▸ **Written request**
Write out the records line for line, starting at their first line and ending with the line that contains "section-heading: 【参考译文】 [20, 52, 128, 73]", both included.
# Dataset content start
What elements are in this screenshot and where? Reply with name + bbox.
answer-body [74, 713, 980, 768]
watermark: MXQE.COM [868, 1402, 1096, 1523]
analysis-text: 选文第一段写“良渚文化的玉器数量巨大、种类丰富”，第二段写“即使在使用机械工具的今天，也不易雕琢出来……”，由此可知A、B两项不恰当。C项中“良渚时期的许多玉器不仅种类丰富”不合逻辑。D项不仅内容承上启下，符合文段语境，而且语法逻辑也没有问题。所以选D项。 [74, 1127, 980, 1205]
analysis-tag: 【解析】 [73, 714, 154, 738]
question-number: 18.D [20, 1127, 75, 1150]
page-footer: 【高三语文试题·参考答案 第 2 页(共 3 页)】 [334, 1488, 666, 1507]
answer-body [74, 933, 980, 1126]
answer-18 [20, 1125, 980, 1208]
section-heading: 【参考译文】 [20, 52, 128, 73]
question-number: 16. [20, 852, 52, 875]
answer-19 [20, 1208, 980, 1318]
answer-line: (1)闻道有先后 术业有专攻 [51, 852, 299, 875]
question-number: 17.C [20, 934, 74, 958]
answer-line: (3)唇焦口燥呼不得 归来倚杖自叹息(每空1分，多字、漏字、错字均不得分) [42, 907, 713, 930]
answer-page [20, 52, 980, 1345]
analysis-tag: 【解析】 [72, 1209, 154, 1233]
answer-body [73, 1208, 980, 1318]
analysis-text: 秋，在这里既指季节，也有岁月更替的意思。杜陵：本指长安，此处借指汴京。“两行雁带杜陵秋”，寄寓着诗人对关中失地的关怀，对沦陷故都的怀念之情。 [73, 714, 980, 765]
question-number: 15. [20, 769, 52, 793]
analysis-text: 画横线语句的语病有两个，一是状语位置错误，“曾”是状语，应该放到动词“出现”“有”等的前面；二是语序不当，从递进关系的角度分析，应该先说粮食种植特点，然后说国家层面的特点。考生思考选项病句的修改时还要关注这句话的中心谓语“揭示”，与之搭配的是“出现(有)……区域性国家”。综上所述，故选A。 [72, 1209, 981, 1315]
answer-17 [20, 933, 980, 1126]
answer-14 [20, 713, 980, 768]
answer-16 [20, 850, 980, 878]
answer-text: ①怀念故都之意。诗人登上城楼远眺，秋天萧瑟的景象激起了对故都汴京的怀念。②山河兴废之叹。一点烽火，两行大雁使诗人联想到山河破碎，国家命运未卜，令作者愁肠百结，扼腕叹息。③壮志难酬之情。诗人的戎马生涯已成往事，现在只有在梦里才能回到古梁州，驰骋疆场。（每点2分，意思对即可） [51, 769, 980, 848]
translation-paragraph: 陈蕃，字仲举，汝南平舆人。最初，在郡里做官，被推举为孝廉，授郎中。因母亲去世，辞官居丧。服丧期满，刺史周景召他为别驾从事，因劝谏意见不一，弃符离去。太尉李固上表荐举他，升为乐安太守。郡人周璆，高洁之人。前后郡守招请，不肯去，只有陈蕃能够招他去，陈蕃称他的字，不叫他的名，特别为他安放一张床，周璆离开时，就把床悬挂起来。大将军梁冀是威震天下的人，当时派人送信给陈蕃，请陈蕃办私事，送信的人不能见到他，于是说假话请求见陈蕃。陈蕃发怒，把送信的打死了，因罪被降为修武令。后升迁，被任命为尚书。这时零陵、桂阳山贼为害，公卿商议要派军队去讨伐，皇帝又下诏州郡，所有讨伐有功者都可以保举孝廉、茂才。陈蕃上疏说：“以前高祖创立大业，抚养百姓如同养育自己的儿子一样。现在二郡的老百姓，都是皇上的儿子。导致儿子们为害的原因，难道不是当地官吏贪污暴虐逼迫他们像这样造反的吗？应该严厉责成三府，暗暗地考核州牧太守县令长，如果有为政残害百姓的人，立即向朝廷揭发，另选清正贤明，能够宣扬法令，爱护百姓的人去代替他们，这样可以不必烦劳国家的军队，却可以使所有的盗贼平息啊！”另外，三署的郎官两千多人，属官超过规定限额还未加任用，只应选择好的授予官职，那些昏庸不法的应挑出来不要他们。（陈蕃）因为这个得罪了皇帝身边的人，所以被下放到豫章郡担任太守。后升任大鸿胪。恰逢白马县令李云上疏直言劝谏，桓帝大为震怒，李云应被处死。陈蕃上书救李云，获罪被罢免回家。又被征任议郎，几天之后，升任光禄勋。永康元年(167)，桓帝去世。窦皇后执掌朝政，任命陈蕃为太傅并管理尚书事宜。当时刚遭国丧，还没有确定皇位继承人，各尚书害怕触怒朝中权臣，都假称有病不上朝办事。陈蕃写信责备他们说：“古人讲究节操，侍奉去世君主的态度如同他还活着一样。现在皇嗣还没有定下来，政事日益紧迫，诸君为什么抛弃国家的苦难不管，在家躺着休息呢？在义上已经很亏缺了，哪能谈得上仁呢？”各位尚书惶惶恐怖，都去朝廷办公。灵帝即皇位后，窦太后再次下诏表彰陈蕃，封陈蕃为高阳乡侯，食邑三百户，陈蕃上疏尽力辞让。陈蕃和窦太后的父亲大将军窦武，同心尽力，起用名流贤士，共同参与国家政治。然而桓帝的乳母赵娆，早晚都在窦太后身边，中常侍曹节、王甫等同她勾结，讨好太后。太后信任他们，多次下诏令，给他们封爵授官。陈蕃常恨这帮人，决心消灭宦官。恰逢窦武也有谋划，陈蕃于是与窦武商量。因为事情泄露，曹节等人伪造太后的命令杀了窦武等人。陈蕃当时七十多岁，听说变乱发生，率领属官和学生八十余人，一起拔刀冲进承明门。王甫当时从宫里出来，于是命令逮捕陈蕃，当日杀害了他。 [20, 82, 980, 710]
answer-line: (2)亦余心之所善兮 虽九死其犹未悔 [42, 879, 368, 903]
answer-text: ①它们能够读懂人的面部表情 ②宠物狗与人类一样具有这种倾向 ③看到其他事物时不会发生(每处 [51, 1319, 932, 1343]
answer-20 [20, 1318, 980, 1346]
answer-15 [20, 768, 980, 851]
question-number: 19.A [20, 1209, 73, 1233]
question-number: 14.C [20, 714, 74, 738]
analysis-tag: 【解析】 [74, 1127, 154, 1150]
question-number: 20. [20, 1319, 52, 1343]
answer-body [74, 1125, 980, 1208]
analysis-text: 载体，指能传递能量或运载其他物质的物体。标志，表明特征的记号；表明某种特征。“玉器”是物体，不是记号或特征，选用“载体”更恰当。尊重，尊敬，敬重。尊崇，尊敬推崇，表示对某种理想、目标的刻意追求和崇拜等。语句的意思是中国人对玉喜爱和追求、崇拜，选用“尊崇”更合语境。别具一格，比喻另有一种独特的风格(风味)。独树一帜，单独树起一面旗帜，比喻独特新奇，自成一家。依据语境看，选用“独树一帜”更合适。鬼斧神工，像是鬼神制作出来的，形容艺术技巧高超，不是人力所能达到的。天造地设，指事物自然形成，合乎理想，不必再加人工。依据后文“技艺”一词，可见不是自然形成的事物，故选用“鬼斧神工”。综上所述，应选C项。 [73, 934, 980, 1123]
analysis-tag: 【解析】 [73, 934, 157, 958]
# Dataset content end
▸ **Solution for this exercise**
What elements are in this screenshot and where? Reply with name + bbox.
answer-body [74, 713, 980, 768]
watermark: MXQE.COM [868, 1402, 1096, 1523]
analysis-text: 选文第一段写“良渚文化的玉器数量巨大、种类丰富”，第二段写“即使在使用机械工具的今天，也不易雕琢出来……”，由此可知A、B两项不恰当。C项中“良渚时期的许多玉器不仅种类丰富”不合逻辑。D项不仅内容承上启下，符合文段语境，而且语法逻辑也没有问题。所以选D项。 [74, 1127, 980, 1205]
analysis-tag: 【解析】 [73, 714, 154, 738]
question-number: 18.D [20, 1127, 75, 1150]
page-footer: 【高三语文试题·参考答案 第 2 页(共 3 页)】 [334, 1488, 666, 1507]
answer-body [74, 933, 980, 1126]
answer-18 [20, 1125, 980, 1208]
section-heading: 【参考译文】 [20, 52, 128, 73]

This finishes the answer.